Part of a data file
-- START --

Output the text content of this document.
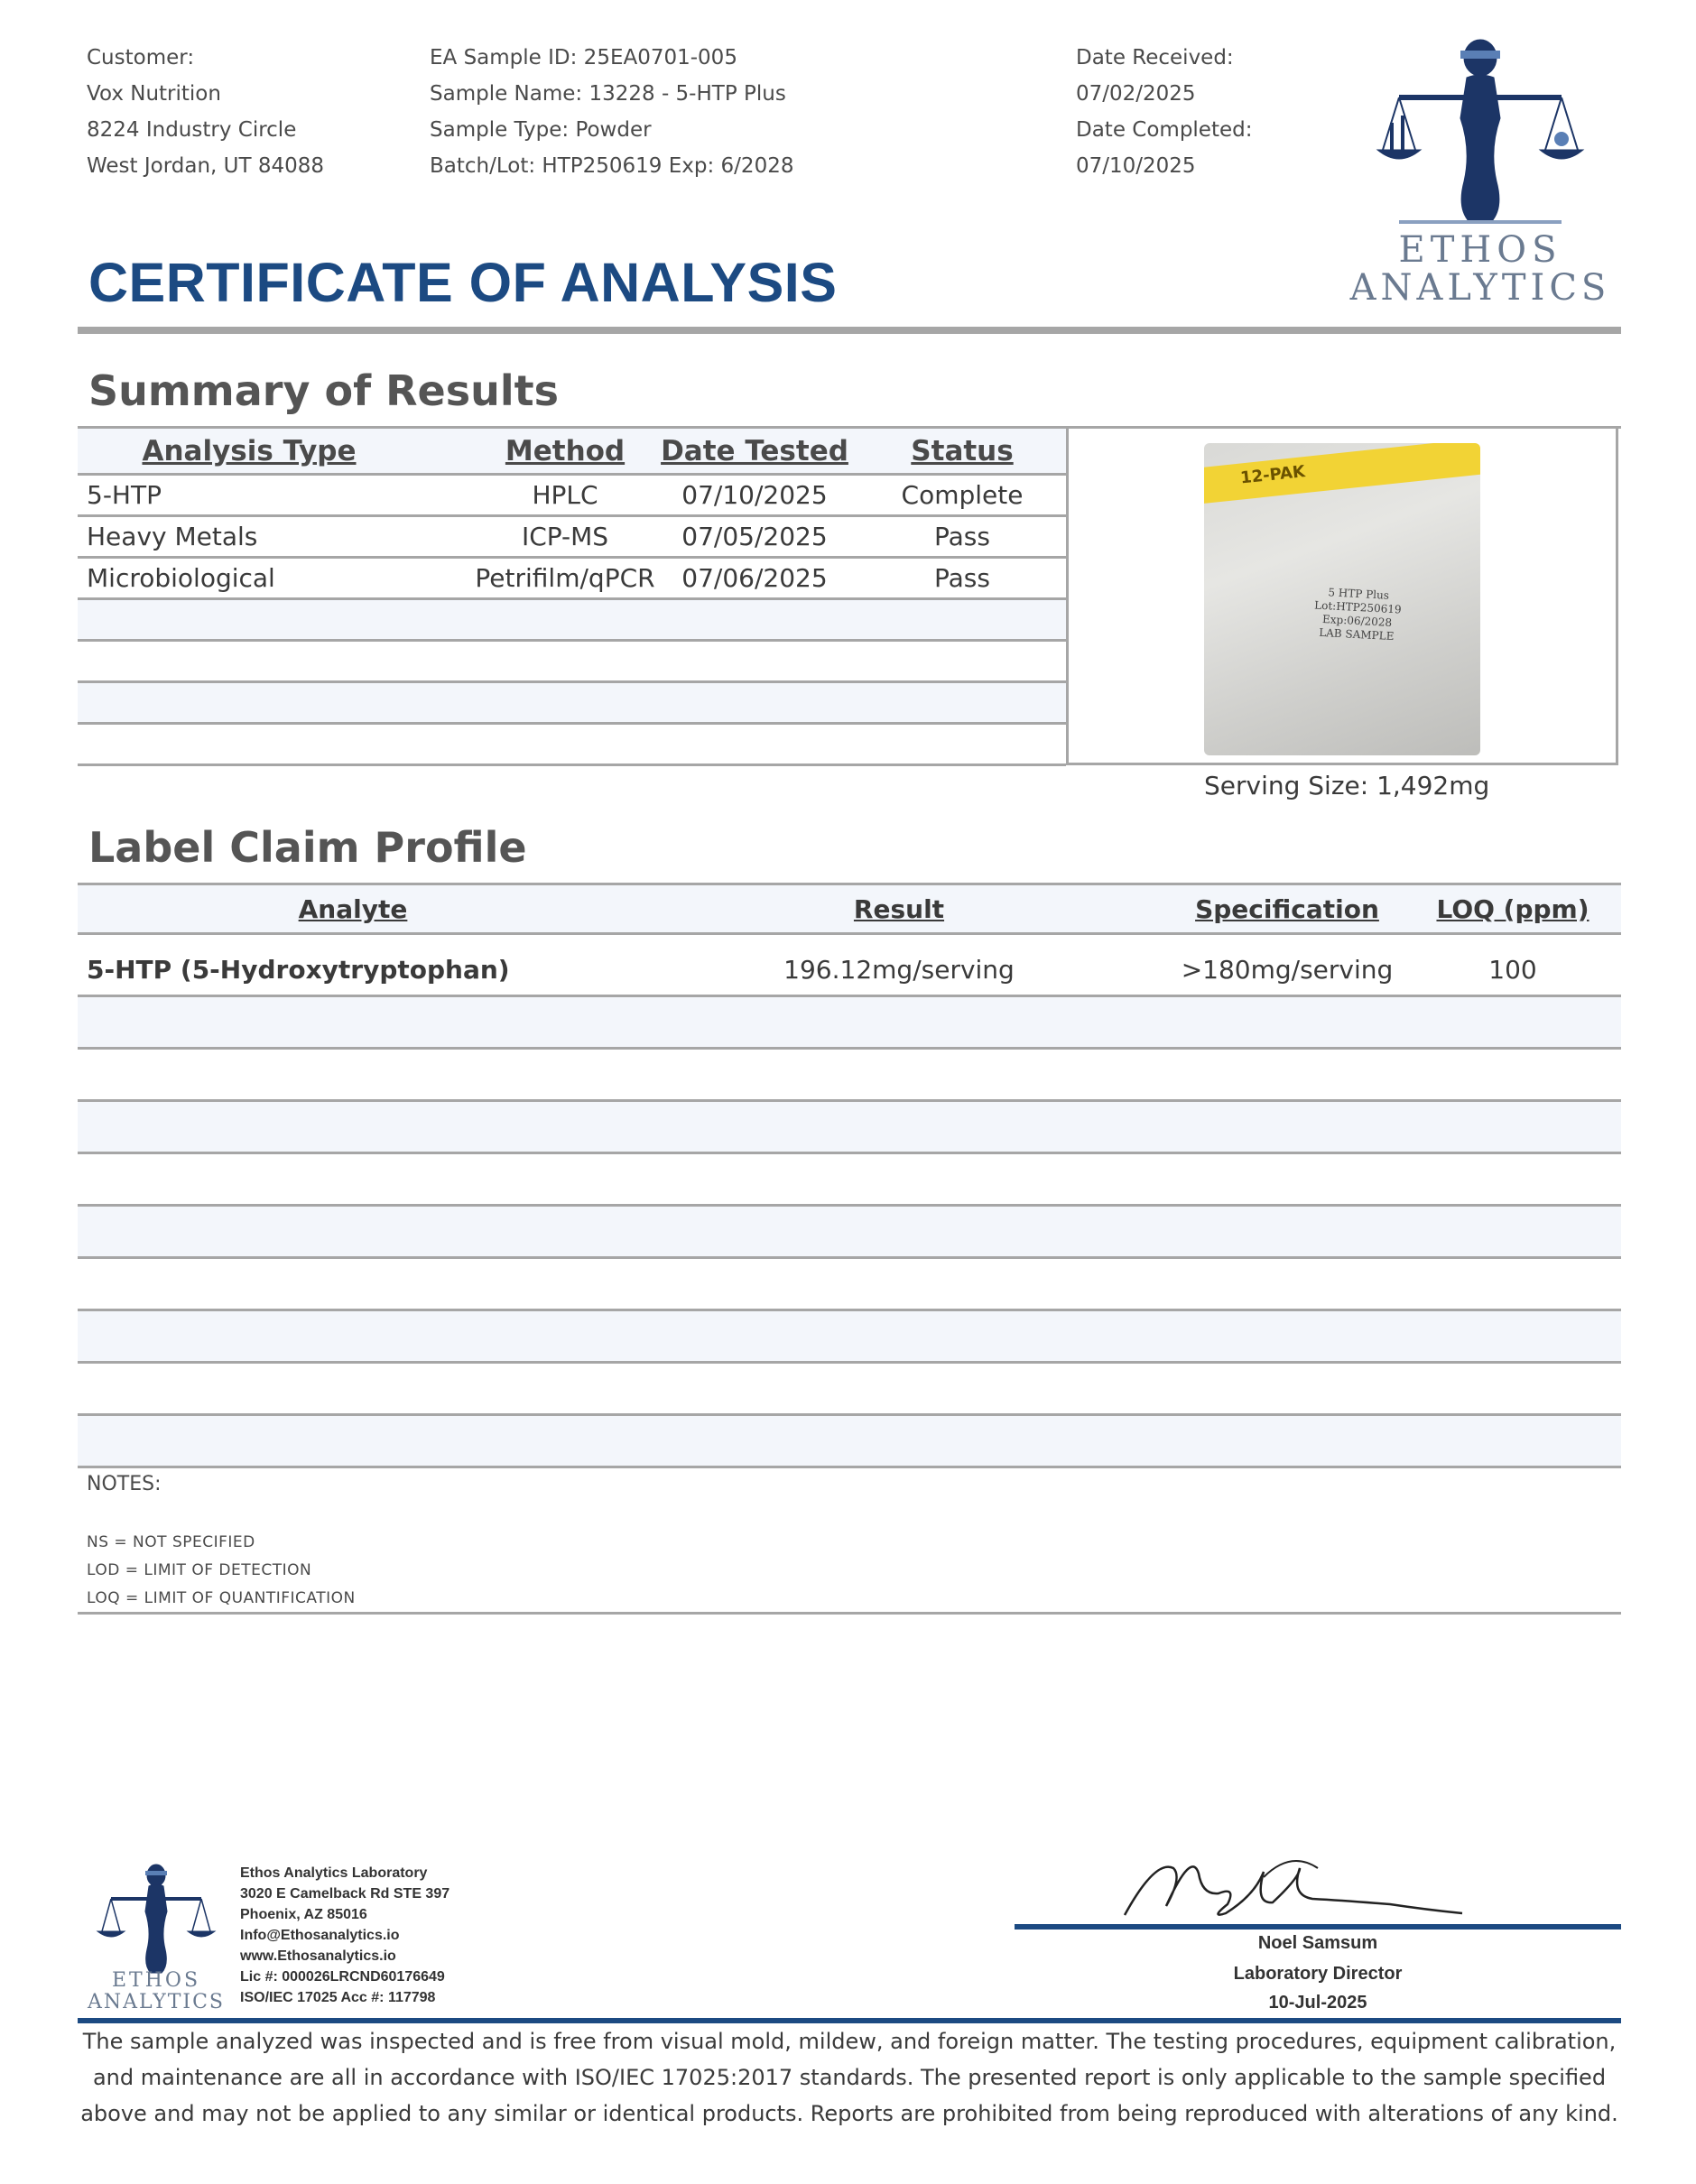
Customer:
Vox Nutrition
8224 Industry Circle
West Jordan, UT 84088
EA Sample ID: 25EA0701-005
Sample Name: 13228 - 5-HTP Plus
Sample Type: Powder
Batch/Lot: HTP250619 Exp: 6/2028
Date Received:
07/02/2025
Date Completed:
07/10/2025
ETHOS
ANALYTICS
CERTIFICATE OF ANALYSIS
Summary of Results
Analysis Type	Method	Date Tested	Status
5-HTP	HPLC	07/10/2025	Complete
Heavy Metals	ICP-MS	07/05/2025	Pass
Microbiological	Petrifilm/qPCR	07/06/2025	Pass
12-PAK
5 HTP Plus
Lot:HTP250619
Exp:06/2028
LAB SAMPLE
Serving Size: 1,492mg
Label Claim Profile
Analyte	Result	Specification	LOQ (ppm)
5-HTP (5-Hydroxytryptophan)	196.12mg/serving	>180mg/serving	100
NOTES:
NS = NOT SPECIFIED
LOD = LIMIT OF DETECTION
LOQ = LIMIT OF QUANTIFICATION
ETHOS
ANALYTICS
Ethos Analytics Laboratory
3020 E Camelback Rd STE 397
Phoenix, AZ 85016
Info@Ethosanalytics.io
www.Ethosanalytics.io
Lic #: 000026LRCND60176649
ISO/IEC 17025 Acc #: 117798
Noel Samsum
Laboratory Director
10-Jul-2025
The sample analyzed was inspected and is free from visual mold, mildew, and foreign matter. The testing procedures, equipment calibration, and maintenance are all in accordance with ISO/IEC 17025:2017 standards. The presented report is only applicable to the sample specified above and may not be applied to any similar or identical products. Reports are prohibited from being reproduced with alterations of any kind.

-- END --

What you are asked to do:
Output every entry exactly as given; pictures are not part of the copy.

Result for this task:
Output the text content of this document.
Customer:
Vox Nutrition
8224 Industry Circle
West Jordan, UT 84088
EA Sample ID: 25EA0701-005
Sample Name: 13228 - 5-HTP Plus
Sample Type: Powder
Batch/Lot: HTP250619 Exp: 6/2028
Date Received:
07/02/2025
Date Completed:
07/10/2025
ETHOS
ANALYTICS
CERTIFICATE OF ANALYSIS
Summary of Results
Analysis Type	Method	Date Tested	Status
5-HTP	HPLC	07/10/2025	Complete
Heavy Metals	ICP-MS	07/05/2025	Pass
Microbiological	Petrifilm/qPCR	07/06/2025	Pass
12-PAK
5 HTP Plus
Lot:HTP250619
Exp:06/2028
LAB SAMPLE
Serving Size: 1,492mg
Label Claim Profile
Analyte	Result	Specification	LOQ (ppm)
5-HTP (5-Hydroxytryptophan)	196.12mg/serving	>180mg/serving	100
NOTES:
NS = NOT SPECIFIED
LOD = LIMIT OF DETECTION
LOQ = LIMIT OF QUANTIFICATION
ETHOS
ANALYTICS
Ethos Analytics Laboratory
3020 E Camelback Rd STE 397
Phoenix, AZ 85016
Info@Ethosanalytics.io
www.Ethosanalytics.io
Lic #: 000026LRCND60176649
ISO/IEC 17025 Acc #: 117798
Noel Samsum
Laboratory Director
10-Jul-2025
The sample analyzed was inspected and is free from visual mold, mildew, and foreign matter. The testing procedures, equipment calibration, and maintenance are all in accordance with ISO/IEC 17025:2017 standards. The presented report is only applicable to the sample specified above and may not be applied to any similar or identical products. Reports are prohibited from being reproduced with alterations of any kind.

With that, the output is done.